## What is asked
Word for word, copy all the data and drop the pictures.

## Dataset records
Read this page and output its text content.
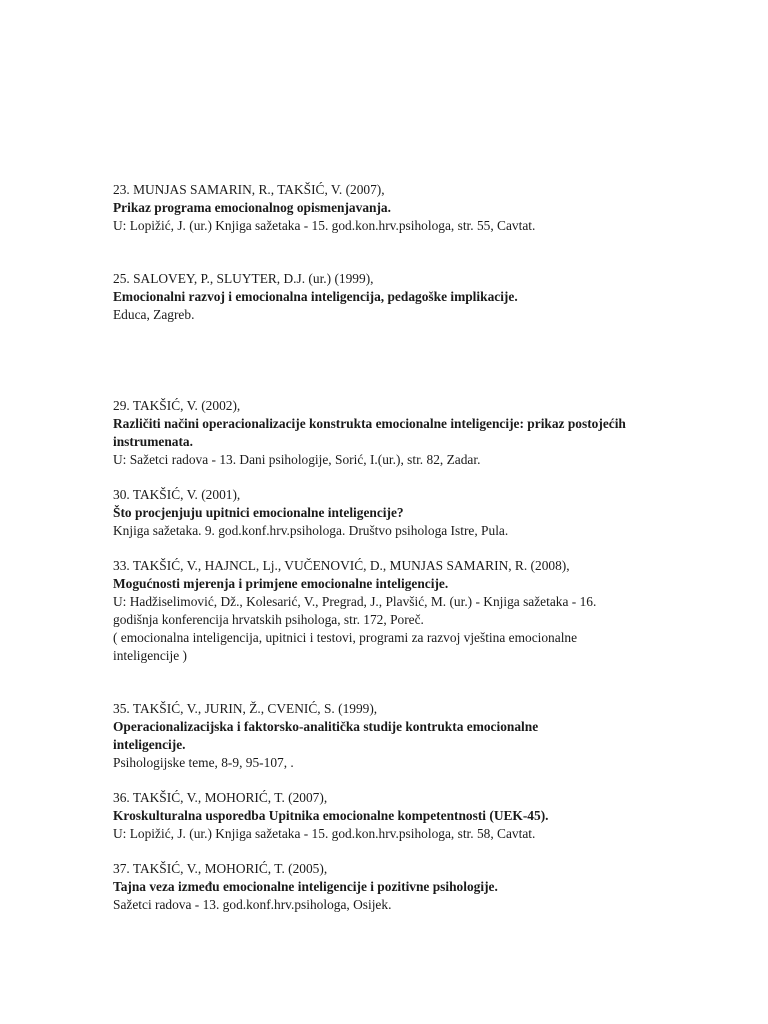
23. MUNJAS SAMARIN, R., TAKŠIĆ, V. (2007),
Prikaz programa emocionalnog opismenjavanja.
U: Lopižić, J. (ur.) Knjiga sažetaka - 15. god.kon.hrv.psihologa, str. 55, Cavtat.
25. SALOVEY, P., SLUYTER, D.J. (ur.) (1999),
Emocionalni razvoj i emocionalna inteligencija, pedagoške implikacije.
Educa, Zagreb.
29. TAKŠIĆ, V. (2002),
Različiti načini operacionalizacije konstrukta emocionalne inteligencije: prikaz postojećih instrumenata.
U: Sažetci radova - 13. Dani psihologije, Sorić, I.(ur.), str. 82, Zadar.
30. TAKŠIĆ, V. (2001),
Što procjenjuju upitnici emocionalne inteligencije?
Knjiga sažetaka. 9. god.konf.hrv.psihologa. Društvo psihologa Istre, Pula.
33. TAKŠIĆ, V., HAJNCL, Lj., VUČENOVIĆ, D., MUNJAS SAMARIN, R. (2008),
Mogućnosti mjerenja i primjene emocionalne inteligencije.
U: Hadžiselimović, Dž., Kolesarić, V., Pregrad, J., Plavšić, M. (ur.) - Knjiga sažetaka - 16. godišnja konferencija hrvatskih psihologa, str. 172, Poreč.
( emocionalna inteligencija, upitnici i testovi, programi za razvoj vještina emocionalne inteligencije )
35. TAKŠIĆ, V., JURIN, Ž., CVENIĆ, S. (1999),
Operacionalizacijska i faktorsko-analitička studije kontrukta emocionalne inteligencije.
Psihologijske teme, 8-9, 95-107, .
36. TAKŠIĆ, V., MOHORIĆ, T. (2007),
Kroskulturalna usporedba Upitnika emocionalne kompetentnosti (UEK-45).
U: Lopižić, J. (ur.) Knjiga sažetaka - 15. god.kon.hrv.psihologa, str. 58, Cavtat.
37. TAKŠIĆ, V., MOHORIĆ, T. (2005),
Tajna veza između emocionalne inteligencije i pozitivne psihologije.
Sažetci radova - 13. god.konf.hrv.psihologa, Osijek.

## Solution for this problem
Read this page and output its text content.
23. MUNJAS SAMARIN, R., TAKŠIĆ, V. (2007),
Prikaz programa emocionalnog opismenjavanja.
U: Lopižić, J. (ur.) Knjiga sažetaka - 15. god.kon.hrv.psihologa, str. 55, Cavtat.
25. SALOVEY, P., SLUYTER, D.J. (ur.) (1999),
Emocionalni razvoj i emocionalna inteligencija, pedagoške implikacije.
Educa, Zagreb.
29. TAKŠIĆ, V. (2002),
Različiti načini operacionalizacije konstrukta emocionalne inteligencije: prikaz postojećih instrumenata.
U: Sažetci radova - 13. Dani psihologije, Sorić, I.(ur.), str. 82, Zadar.
30. TAKŠIĆ, V. (2001),
Što procjenjuju upitnici emocionalne inteligencije?
Knjiga sažetaka. 9. god.konf.hrv.psihologa. Društvo psihologa Istre, Pula.
33. TAKŠIĆ, V., HAJNCL, Lj., VUČENOVIĆ, D., MUNJAS SAMARIN, R. (2008),
Mogućnosti mjerenja i primjene emocionalne inteligencije.
U: Hadžiselimović, Dž., Kolesarić, V., Pregrad, J., Plavšić, M. (ur.) - Knjiga sažetaka - 16. godišnja konferencija hrvatskih psihologa, str. 172, Poreč.
( emocionalna inteligencija, upitnici i testovi, programi za razvoj vještina emocionalne inteligencije )
35. TAKŠIĆ, V., JURIN, Ž., CVENIĆ, S. (1999),
Operacionalizacijska i faktorsko-analitička studije kontrukta emocionalne inteligencije.
Psihologijske teme, 8-9, 95-107, .
36. TAKŠIĆ, V., MOHORIĆ, T. (2007),
Kroskulturalna usporedba Upitnika emocionalne kompetentnosti (UEK-45).
U: Lopižić, J. (ur.) Knjiga sažetaka - 15. god.kon.hrv.psihologa, str. 58, Cavtat.
37. TAKŠIĆ, V., MOHORIĆ, T. (2005),
Tajna veza između emocionalne inteligencije i pozitivne psihologije.
Sažetci radova - 13. god.konf.hrv.psihologa, Osijek.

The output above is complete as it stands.